**What you need to do:** Copy all of the records below verbatim.
#### Data rows ####
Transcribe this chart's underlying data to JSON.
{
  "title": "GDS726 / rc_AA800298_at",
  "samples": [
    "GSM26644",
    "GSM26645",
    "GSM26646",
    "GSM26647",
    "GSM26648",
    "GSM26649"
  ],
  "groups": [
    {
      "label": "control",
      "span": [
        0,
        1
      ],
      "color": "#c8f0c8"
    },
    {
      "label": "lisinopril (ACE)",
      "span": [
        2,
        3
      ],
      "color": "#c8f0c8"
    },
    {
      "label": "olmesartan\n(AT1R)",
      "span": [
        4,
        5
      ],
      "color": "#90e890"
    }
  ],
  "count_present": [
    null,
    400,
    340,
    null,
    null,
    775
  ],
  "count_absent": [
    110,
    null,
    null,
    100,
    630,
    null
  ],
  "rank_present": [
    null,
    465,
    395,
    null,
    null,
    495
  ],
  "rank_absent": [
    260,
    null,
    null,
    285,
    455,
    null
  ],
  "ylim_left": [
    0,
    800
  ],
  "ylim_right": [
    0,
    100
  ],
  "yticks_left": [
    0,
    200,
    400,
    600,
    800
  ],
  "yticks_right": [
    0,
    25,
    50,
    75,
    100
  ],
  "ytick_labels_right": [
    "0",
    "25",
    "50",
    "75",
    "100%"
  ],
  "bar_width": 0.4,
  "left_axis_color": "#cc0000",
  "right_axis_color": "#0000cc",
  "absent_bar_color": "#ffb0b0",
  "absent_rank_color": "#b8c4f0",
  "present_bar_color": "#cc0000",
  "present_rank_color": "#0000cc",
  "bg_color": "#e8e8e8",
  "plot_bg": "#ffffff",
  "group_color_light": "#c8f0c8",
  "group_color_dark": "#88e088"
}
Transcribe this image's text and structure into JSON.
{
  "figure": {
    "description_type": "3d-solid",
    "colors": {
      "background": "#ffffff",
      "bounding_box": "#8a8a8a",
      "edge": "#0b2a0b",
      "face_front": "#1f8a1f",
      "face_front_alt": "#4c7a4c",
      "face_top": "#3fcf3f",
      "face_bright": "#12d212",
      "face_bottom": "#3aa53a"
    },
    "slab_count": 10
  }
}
####
**Completed exercise:**
Transcribe this chart's underlying data to JSON.
{
  "title": "GDS726 / rc_AA800298_at",
  "samples": [
    "GSM26644",
    "GSM26645",
    "GSM26646",
    "GSM26647",
    "GSM26648",
    "GSM26649"
  ],
  "groups": [
    {
      "label": "control",
      "span": [
        0,
        1
      ],
      "color": "#c8f0c8"
    },
    {
      "label": "lisinopril (ACE)",
      "span": [
        2,
        3
      ],
      "color": "#c8f0c8"
    },
    {
      "label": "olmesartan\n(AT1R)",
      "span": [
        4,
        5
      ],
      "color": "#90e890"
    }
  ],
  "count_present": [
    null,
    400,
    340,
    null,
    null,
    775
  ],
  "count_absent": [
    110,
    null,
    null,
    100,
    630,
    null
  ],
  "rank_present": [
    null,
    465,
    395,
    null,
    null,
    495
  ],
  "rank_absent": [
    260,
    null,
    null,
    285,
    455,
    null
  ],
  "ylim_left": [
    0,
    800
  ],
  "ylim_right": [
    0,
    100
  ],
  "yticks_left": [
    0,
    200,
    400,
    600,
    800
  ],
  "yticks_right": [
    0,
    25,
    50,
    75,
    100
  ],
  "ytick_labels_right": [
    "0",
    "25",
    "50",
    "75",
    "100%"
  ],
  "bar_width": 0.4,
  "left_axis_color": "#cc0000",
  "right_axis_color": "#0000cc",
  "absent_bar_color": "#ffb0b0",
  "absent_rank_color": "#b8c4f0",
  "present_bar_color": "#cc0000",
  "present_rank_color": "#0000cc",
  "bg_color": "#e8e8e8",
  "plot_bg": "#ffffff",
  "group_color_light": "#c8f0c8",
  "group_color_dark": "#88e088"
}
Transcribe this image's text and structure into JSON.
{
  "figure": {
    "description_type": "3d-solid",
    "colors": {
      "background": "#ffffff",
      "bounding_box": "#8a8a8a",
      "edge": "#0b2a0b",
      "face_front": "#1f8a1f",
      "face_front_alt": "#4c7a4c",
      "face_top": "#3fcf3f",
      "face_bright": "#12d212",
      "face_bottom": "#3aa53a"
    },
    "slab_count": 10
  }
}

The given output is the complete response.